# TEXT
So actually for this business case we do NOT want to resend any orders or
cancels that didn't get through during downtime. The order submission is
fast-paced and the limit prices may be stale by the time we reconnect.
This is reasonable.
Also, cancels are always linked to new orders.
(we don't allow more than one open order of the same ticker/side)
From this I take it that your trading strategy, roughly speaking,
consists of having outstanding limit orders (possibly on both sides)
for a set of securities, more or less continuously, at least until they
get filled. You do, however, adjust limit prices, by first cancelling such
an order, and then issuing a new order with a new limit price (rather
than issuing a single cancel-replace request that, in essence, modifies
the limit price of an existing order.

As side note: I would imagine that, if only as a matter of operational risk
control, there would be instances where you would want to cancel an
order without then issuing a new order. It's your business logic, so
maybe you really don't ever do this, but it would seem prudent to have
this capability. Anyway, if you do ever have "unpaired" cancels, it would
seem that you would want to resend them in the event of a reconnect and
a resend request from your counter-party.
This makes the approach simple -
any unacked messages can be 'cancelled' on our side. You're right about
deleting orders, that's not a good idea. Instead will set them to
'Withdrawn' status.
This seems reasonable. When QuickFIX reconnects for you and responds
to the resend request from your counter-party, it will give you a chance to
intervene before it actually resends a given message. It does this through
the Application::toApp() callback that you can override in your MyApp (or
whatever) class that you have derived from Application. You can then tweak
the messages before they are sent, or -- as in your use case -- throw a
DoNotSend exception, in which case QuickFIX will gap-fill the sequence
number (in effect telling your counter-party that the missed message was
an ignorable admin message), rather than resend the message.
My plan is to have process which runs 120 seconds after each successful
logon [that should be enough time for any missing acks/fills to get back in
the resend].
This should work. However, as a matter of general practice, using this kind
of magic-number wait time to insure that something has happened should
be avoided when possible.

When you reconnect, your counter-party tells you what sequence number
it's on. You (i.e., QuickFIX) notice that you've missed some messages so
you (QuickFIX) issue a resend request. You can then wait until your
counter-party is done with its resend.

[Spatial annotation entries]

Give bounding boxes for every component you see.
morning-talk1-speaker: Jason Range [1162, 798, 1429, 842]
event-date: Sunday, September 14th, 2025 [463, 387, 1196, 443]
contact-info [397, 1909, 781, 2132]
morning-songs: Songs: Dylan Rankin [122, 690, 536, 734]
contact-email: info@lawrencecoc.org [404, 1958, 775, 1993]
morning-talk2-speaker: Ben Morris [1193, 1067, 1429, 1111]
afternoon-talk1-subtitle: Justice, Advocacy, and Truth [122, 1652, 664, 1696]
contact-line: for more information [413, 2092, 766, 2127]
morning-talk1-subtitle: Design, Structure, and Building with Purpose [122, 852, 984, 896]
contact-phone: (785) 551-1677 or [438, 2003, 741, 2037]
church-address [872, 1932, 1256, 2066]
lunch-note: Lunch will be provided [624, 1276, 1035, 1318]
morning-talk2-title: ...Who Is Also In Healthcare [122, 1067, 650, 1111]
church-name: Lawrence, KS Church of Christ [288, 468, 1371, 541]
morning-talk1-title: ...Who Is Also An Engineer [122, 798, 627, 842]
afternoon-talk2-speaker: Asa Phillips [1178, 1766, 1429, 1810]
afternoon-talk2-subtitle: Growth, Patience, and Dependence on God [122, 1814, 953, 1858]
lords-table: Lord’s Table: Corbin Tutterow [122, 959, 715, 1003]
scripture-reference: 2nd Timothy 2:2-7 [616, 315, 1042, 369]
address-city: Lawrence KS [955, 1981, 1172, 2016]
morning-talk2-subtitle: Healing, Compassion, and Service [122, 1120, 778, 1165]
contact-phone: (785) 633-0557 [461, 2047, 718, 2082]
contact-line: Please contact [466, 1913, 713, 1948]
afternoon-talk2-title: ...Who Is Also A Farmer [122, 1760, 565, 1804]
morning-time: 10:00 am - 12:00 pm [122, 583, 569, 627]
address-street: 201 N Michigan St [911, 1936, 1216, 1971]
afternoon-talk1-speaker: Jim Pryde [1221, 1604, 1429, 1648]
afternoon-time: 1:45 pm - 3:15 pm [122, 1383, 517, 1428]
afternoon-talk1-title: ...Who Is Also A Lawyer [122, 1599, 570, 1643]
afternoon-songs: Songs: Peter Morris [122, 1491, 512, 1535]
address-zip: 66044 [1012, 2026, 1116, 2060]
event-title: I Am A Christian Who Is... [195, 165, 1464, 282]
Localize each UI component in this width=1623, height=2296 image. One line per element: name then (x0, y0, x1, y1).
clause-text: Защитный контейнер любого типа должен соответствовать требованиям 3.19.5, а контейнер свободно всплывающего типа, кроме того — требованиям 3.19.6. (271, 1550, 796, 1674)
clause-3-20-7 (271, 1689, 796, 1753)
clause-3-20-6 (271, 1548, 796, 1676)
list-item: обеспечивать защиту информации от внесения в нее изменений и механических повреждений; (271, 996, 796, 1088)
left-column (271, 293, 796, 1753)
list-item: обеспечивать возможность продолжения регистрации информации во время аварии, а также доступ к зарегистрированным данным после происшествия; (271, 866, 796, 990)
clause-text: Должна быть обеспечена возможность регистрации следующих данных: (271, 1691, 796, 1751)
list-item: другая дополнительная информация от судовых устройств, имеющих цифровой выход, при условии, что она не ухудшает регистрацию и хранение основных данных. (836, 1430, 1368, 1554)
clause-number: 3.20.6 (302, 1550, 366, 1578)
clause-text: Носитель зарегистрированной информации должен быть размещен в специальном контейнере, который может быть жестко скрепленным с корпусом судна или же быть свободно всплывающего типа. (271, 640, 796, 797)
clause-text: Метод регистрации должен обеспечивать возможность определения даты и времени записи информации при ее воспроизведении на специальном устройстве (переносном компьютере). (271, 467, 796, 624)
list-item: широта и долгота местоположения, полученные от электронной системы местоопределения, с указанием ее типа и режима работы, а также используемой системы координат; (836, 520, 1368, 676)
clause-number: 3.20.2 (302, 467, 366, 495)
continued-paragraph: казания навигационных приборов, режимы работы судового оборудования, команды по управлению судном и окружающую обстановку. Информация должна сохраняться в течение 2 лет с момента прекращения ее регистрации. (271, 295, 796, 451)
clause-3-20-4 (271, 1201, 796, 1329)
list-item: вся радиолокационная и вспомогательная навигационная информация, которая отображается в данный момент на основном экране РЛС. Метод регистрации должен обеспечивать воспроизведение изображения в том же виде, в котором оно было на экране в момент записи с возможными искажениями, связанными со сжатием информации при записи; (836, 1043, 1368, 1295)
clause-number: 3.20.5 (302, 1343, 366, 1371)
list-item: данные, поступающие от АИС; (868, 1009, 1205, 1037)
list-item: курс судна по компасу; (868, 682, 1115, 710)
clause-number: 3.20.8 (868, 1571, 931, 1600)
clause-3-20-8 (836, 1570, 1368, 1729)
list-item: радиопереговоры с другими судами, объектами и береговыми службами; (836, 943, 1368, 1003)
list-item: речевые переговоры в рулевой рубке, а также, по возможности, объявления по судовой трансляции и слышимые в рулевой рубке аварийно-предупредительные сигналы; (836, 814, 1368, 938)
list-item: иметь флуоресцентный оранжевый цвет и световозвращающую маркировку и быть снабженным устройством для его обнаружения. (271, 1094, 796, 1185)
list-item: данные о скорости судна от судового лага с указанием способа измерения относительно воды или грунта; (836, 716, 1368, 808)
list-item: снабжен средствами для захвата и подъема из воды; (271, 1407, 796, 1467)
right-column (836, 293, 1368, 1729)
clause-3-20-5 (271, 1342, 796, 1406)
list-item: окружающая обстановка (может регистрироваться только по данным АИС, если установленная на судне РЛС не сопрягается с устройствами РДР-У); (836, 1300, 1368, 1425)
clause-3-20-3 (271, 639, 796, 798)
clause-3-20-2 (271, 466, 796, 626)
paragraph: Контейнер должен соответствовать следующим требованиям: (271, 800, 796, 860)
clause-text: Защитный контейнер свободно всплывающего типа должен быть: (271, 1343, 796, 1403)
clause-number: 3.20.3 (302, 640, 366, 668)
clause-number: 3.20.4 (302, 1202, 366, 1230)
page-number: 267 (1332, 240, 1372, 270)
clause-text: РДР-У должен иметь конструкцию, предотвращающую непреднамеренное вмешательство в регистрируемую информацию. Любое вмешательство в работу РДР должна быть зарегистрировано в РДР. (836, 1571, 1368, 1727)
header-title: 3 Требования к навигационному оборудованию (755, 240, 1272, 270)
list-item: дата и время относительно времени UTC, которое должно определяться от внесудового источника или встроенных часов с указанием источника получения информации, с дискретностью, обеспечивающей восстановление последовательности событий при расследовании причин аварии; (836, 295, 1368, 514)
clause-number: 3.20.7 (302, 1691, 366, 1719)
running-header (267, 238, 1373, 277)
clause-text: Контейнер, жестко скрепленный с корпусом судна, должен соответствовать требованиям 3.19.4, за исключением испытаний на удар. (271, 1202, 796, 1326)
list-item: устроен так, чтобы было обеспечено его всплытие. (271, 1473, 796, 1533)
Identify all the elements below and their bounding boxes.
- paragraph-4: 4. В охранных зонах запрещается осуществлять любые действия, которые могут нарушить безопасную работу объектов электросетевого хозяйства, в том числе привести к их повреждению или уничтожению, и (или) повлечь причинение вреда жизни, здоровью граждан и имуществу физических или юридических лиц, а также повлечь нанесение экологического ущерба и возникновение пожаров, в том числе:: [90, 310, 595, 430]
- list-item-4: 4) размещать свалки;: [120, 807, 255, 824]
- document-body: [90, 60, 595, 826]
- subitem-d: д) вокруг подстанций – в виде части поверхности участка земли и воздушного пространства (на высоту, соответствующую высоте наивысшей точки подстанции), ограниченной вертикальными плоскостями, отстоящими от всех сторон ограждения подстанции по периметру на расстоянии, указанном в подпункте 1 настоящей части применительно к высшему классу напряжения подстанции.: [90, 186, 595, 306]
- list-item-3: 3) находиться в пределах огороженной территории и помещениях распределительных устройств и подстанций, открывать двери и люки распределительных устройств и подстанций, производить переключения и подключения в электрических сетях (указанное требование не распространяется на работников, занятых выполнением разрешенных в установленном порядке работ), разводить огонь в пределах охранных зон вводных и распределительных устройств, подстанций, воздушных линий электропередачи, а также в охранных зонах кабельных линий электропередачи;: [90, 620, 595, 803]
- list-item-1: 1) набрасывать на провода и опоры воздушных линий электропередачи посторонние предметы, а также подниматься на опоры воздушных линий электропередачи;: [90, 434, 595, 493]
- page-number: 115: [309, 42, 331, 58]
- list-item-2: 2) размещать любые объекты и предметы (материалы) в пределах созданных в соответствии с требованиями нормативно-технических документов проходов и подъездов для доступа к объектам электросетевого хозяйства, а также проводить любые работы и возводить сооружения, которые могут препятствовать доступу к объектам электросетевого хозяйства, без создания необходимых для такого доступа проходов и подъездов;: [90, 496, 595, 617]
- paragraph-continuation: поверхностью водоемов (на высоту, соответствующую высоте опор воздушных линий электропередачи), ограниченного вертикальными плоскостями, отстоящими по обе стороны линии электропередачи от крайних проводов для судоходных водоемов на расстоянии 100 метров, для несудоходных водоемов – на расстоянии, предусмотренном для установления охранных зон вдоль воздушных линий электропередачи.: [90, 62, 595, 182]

# TASKS AND EXERCISES
A. Using the text on QuickFIX resends, answer yes or no to each statement, quoting the words of the text that decide it: (i) The business case calls for resending orders that failed to get through during downtime. (ii) Unacknowledged orders will be deleted. (iii) Throwing a DoNotSend exception leads QuickFIX to gap-fill the sequence number.
B. Edit the text on QuickFIX resends, starting with "This seems reasonable." and going on through "resend the message.", so that "counter-party" becomes "trading partner".

# SOLUTIONS BELOW
A.
(i) No: "we do NOT want to resend any orders or cancels that didn't get through during downtime."
(ii) No: "You're right about deleting orders, that's not a good idea. Instead will set them to 'Withdrawn' status."
(iii) Yes: "throw a DoNotSend exception, in which case QuickFIX will gap-fill the sequence number"

B.
This seems reasonable. When QuickFIX reconnects for you and responds
to the resend request from your trading partner, it will give you a chance to
intervene before it actually resends a given message. It does this through
the Application::toApp() callback that you can override in your MyApp (or
whatever) class that you have derived from Application. You can then tweak
the messages before they are sent, or -- as in your use case -- throw a
DoNotSend exception, in which case QuickFIX will gap-fill the sequence
number (in effect telling your trading partner that the missed message was
an ignorable admin message), rather than resend the message.